Set task:
Give the number of lines in the records below that include "becomes", and nothing more.

Saved entries
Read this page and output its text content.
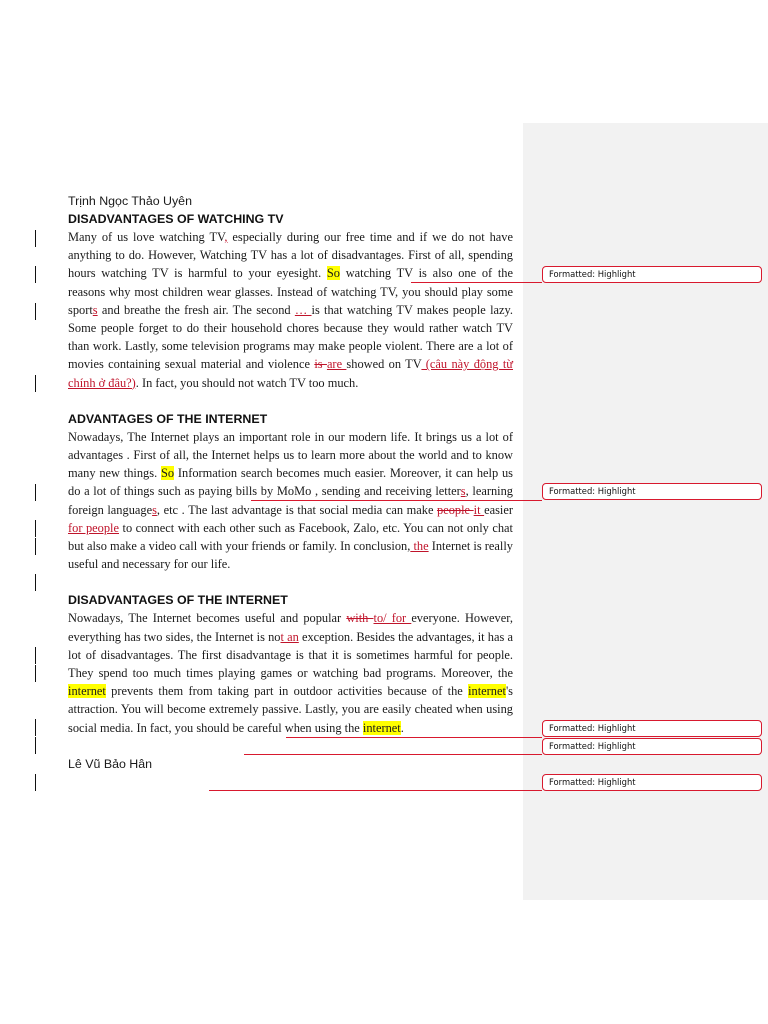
Trịnh Ngọc Thảo Uyên
DISADVANTAGES OF WATCHING TV

Many of us love watching TV, especially during our free time and if we do not have anything to do. However, Watching TV has a lot of disadvantages. First of all, spending hours watching TV is harmful to your eyesight. So watching TV is also one of the reasons why most children wear glasses. Instead of watching TV, you should play some sports and breathe the fresh air. The second … is that watching TV makes people lazy. Some people forget to do their household chores because they would rather watch TV than work. Lastly, some television programs may make people violent. There are a lot of movies containing sexual material and violence is are showed on TV (câu này động từ chính ở đâu?). In fact, you should not watch TV too much.

ADVANTAGES OF THE INTERNET

Nowadays, The Internet plays an important role in our modern life. It brings us a lot of advantages . First of all, the Internet helps us to learn more about the world and to know many new things. So Information search becomes much easier. Moreover, it can help us do a lot of things such as paying bills by MoMo , sending and receiving letters, learning foreign languages, etc . The last advantage is that social media can make people it easier for people to connect with each other such as Facebook, Zalo, etc. You can not only chat but also make a video call with your friends or family. In conclusion, the Internet is really useful and necessary for our life.

DISADVANTAGES OF THE INTERNET

Nowadays, The Internet becomes useful and popular with to/ for everyone. However, everything has two sides, the Internet is not an exception. Besides the advantages, it has a lot of disadvantages. The first disadvantage is that it is sometimes harmful for people. They spend too much times playing games or watching bad programs. Moreover, the internet prevents them from taking part in outdoor activities because of the internet's attraction. You will become extremely passive. Lastly, you are easily cheated when using social media. In fact, you should be careful when using the internet.

Lê Vũ Bảo Hân
Formatted: Highlight
Formatted: Highlight
Formatted: Highlight
Formatted: Highlight
Formatted: Highlight
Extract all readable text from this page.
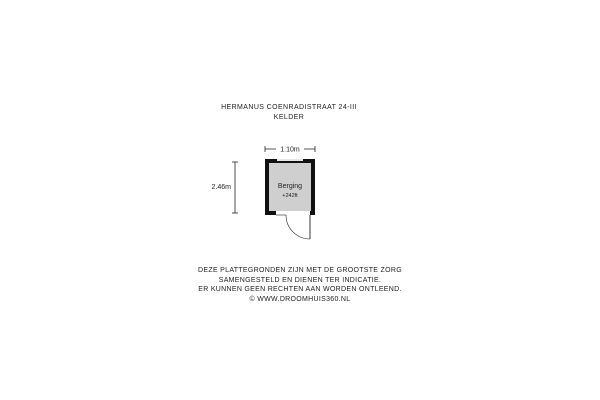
HERMANUS COENRADISTRAAT 24-III
KELDER
1.10m
2.46m	Berging
+242ft
DEZE PLATTEGRONDEN ZIJN MET DE GROOTSTE ZORG
SAMENGESTELD EN DIENEN TER INDICATIE.
ER KUNNEN GEEN RECHTEN AAN WORDEN ONTLEEND.
© WWW.DROOMHUIS360.NL
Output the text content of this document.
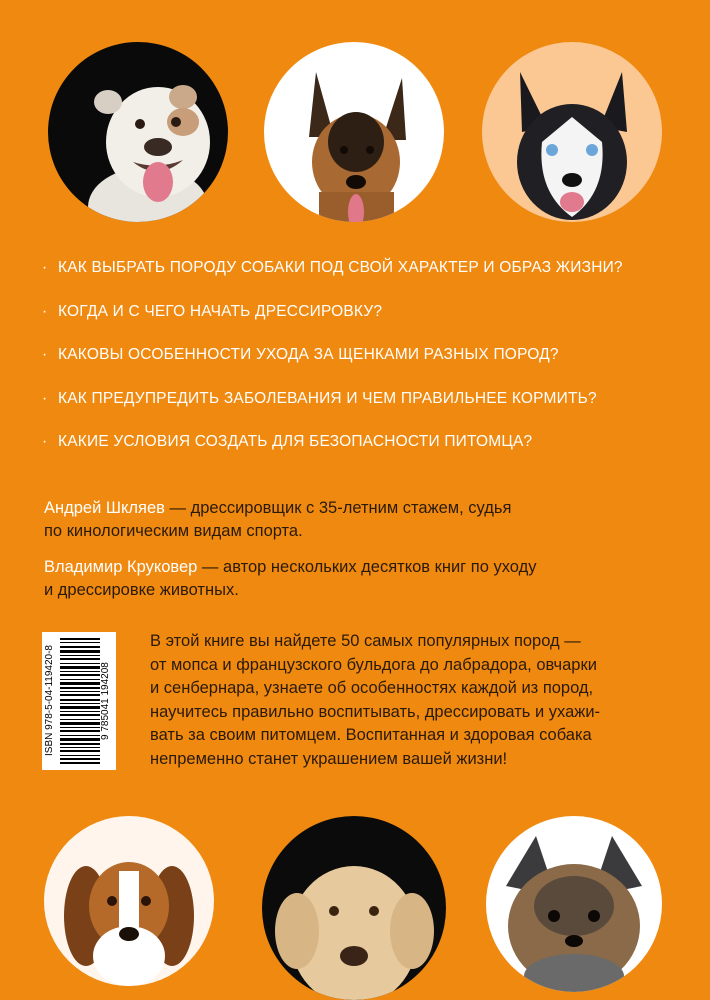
· КАК ВЫБРАТЬ ПОРОДУ СОБАКИ ПОД СВОЙ ХАРАКТЕР И ОБРАЗ ЖИЗНИ?
· КОГДА И С ЧЕГО НАЧАТЬ ДРЕССИРОВКУ?
· КАКОВЫ ОСОБЕННОСТИ УХОДА ЗА ЩЕНКАМИ РАЗНЫХ ПОРОД?
· КАК ПРЕДУПРЕДИТЬ ЗАБОЛЕВАНИЯ И ЧЕМ ПРАВИЛЬНЕЕ КОРМИТЬ?
· КАКИЕ УСЛОВИЯ СОЗДАТЬ ДЛЯ БЕЗОПАСНОСТИ ПИТОМЦА?
Андрей Шкляев — дрессировщик с 35-летним стажем, судья
по кинологическим видам спорта.
Владимир Круковер — автор нескольких десятков книг по уходу
и дрессировке животных.
ISBN 978-5-04-119420-8	9 785041 194208
В этой книге вы найдете 50 самых популярных пород —
от мопса и французского бульдога до лабрадора, овчарки
и сенбернара, узнаете об особенностях каждой из пород,
научитесь правильно воспитывать, дрессировать и ухажи-
вать за своим питомцем. Воспитанная и здоровая собака
непременно станет украшением вашей жизни!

Reply:
2